**Aim:**
Reproduce the listing below exactly. Pictures do not belong in the copy.

Data records
»»
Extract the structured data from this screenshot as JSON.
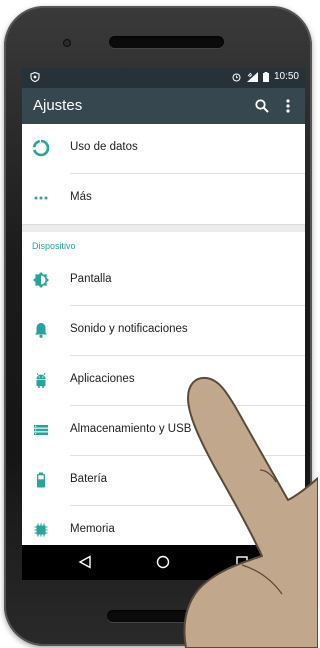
{
  "statusbar": {
    "time": "10:50"
  },
  "appbar": {
    "title": "Ajustes",
    "icons": [
      "search-icon",
      "more-vert-icon"
    ]
  },
  "sections": {
    "top_items": [
      {
        "label": "Uso de datos",
        "icon": "data-usage-icon"
      },
      {
        "label": "Más",
        "icon": "more-horiz-icon"
      }
    ],
    "dispositivo_header": "Dispositivo",
    "dispositivo_items": [
      {
        "label": "Pantalla",
        "icon": "brightness-icon"
      },
      {
        "label": "Sonido y notificaciones",
        "icon": "bell-icon"
      },
      {
        "label": "Aplicaciones",
        "icon": "android-icon"
      },
      {
        "label": "Almacenamiento y USB",
        "icon": "storage-icon"
      },
      {
        "label": "Batería",
        "icon": "battery-icon"
      },
      {
        "label": "Memoria",
        "icon": "memory-icon"
      }
    ]
  },
  "colors": {
    "accent": "#26a69a",
    "appbar": "#37474f",
    "statusbar": "#263238"
  },
  "navbar": {
    "icons": [
      "back-icon",
      "home-icon",
      "recents-icon"
    ]
  }
}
««
**Solved exercise:**
Extract the structured data from this screenshot as JSON.
{
  "statusbar": {
    "time": "10:50"
  },
  "appbar": {
    "title": "Ajustes",
    "icons": [
      "search-icon",
      "more-vert-icon"
    ]
  },
  "sections": {
    "top_items": [
      {
        "label": "Uso de datos",
        "icon": "data-usage-icon"
      },
      {
        "label": "Más",
        "icon": "more-horiz-icon"
      }
    ],
    "dispositivo_header": "Dispositivo",
    "dispositivo_items": [
      {
        "label": "Pantalla",
        "icon": "brightness-icon"
      },
      {
        "label": "Sonido y notificaciones",
        "icon": "bell-icon"
      },
      {
        "label": "Aplicaciones",
        "icon": "android-icon"
      },
      {
        "label": "Almacenamiento y USB",
        "icon": "storage-icon"
      },
      {
        "label": "Batería",
        "icon": "battery-icon"
      },
      {
        "label": "Memoria",
        "icon": "memory-icon"
      }
    ]
  },
  "colors": {
    "accent": "#26a69a",
    "appbar": "#37474f",
    "statusbar": "#263238"
  },
  "navbar": {
    "icons": [
      "back-icon",
      "home-icon",
      "recents-icon"
    ]
  }
}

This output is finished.